RAW DATA
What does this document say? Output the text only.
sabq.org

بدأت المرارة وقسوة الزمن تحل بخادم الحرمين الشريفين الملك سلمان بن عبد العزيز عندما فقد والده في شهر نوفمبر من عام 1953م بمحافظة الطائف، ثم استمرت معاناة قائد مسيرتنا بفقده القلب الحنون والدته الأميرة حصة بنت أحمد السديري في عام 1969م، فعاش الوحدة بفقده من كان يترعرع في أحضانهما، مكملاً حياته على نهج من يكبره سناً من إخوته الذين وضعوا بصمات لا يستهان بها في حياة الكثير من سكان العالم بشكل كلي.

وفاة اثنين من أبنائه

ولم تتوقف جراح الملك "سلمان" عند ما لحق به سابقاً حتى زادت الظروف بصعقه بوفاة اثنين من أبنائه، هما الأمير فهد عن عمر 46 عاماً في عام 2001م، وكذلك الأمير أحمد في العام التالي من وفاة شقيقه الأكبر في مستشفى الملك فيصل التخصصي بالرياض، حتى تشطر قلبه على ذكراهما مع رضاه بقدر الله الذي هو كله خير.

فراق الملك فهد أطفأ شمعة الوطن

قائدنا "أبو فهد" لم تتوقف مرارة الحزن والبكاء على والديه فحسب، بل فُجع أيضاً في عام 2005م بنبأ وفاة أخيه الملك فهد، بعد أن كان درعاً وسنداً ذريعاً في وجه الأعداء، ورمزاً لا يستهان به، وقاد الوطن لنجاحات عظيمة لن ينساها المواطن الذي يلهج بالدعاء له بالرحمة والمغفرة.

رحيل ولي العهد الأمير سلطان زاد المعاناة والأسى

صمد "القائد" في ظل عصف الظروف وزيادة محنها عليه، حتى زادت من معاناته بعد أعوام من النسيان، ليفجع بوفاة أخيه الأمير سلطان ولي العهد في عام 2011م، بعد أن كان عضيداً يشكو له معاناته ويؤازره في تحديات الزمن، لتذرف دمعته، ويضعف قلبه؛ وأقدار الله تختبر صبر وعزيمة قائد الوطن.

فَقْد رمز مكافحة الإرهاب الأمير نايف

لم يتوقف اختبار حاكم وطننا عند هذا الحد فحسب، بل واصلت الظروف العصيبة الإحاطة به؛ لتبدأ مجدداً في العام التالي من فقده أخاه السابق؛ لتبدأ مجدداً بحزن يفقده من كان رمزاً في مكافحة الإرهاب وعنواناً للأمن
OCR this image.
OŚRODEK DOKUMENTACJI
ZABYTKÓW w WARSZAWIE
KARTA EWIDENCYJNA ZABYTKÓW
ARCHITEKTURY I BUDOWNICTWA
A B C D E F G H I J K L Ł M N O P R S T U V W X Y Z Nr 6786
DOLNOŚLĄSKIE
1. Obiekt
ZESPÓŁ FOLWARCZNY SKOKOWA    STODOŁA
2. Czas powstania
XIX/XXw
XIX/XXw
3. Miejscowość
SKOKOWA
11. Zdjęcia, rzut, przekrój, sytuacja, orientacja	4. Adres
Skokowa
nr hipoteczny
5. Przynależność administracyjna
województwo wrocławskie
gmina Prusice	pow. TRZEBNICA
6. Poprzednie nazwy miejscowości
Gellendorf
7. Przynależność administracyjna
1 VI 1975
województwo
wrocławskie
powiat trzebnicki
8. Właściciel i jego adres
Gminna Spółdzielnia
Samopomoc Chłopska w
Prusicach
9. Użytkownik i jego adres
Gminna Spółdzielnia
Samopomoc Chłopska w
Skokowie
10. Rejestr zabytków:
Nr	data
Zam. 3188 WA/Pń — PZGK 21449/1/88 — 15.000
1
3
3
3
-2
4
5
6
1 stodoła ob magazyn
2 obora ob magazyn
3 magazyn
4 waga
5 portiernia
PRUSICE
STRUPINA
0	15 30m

DIRECTIVE
Using the material above, extract the line that contains "OCR this image." and every line after it, exactly as given; stop at the last line.

CORRECT RESULT
OCR this image.
OŚRODEK DOKUMENTACJI
ZABYTKÓW w WARSZAWIE
KARTA EWIDENCYJNA ZABYTKÓW
ARCHITEKTURY I BUDOWNICTWA
A B C D E F G H I J K L Ł M N O P R S T U V W X Y Z Nr 6786
DOLNOŚLĄSKIE
1. Obiekt
ZESPÓŁ FOLWARCZNY SKOKOWA    STODOŁA
2. Czas powstania
XIX/XXw
XIX/XXw
3. Miejscowość
SKOKOWA
11. Zdjęcia, rzut, przekrój, sytuacja, orientacja	4. Adres
Skokowa
nr hipoteczny
5. Przynależność administracyjna
województwo wrocławskie
gmina Prusice	pow. TRZEBNICA
6. Poprzednie nazwy miejscowości
Gellendorf
7. Przynależność administracyjna
1 VI 1975
województwo
wrocławskie
powiat trzebnicki
8. Właściciel i jego adres
Gminna Spółdzielnia
Samopomoc Chłopska w
Prusicach
9. Użytkownik i jego adres
Gminna Spółdzielnia
Samopomoc Chłopska w
Skokowie
10. Rejestr zabytków:
Nr	data
Zam. 3188 WA/Pń — PZGK 21449/1/88 — 15.000
1
3
3
3
-2
4
5
6
1 stodoła ob magazyn
2 obora ob magazyn
3 magazyn
4 waga
5 portiernia
PRUSICE
STRUPINA
0	15 30m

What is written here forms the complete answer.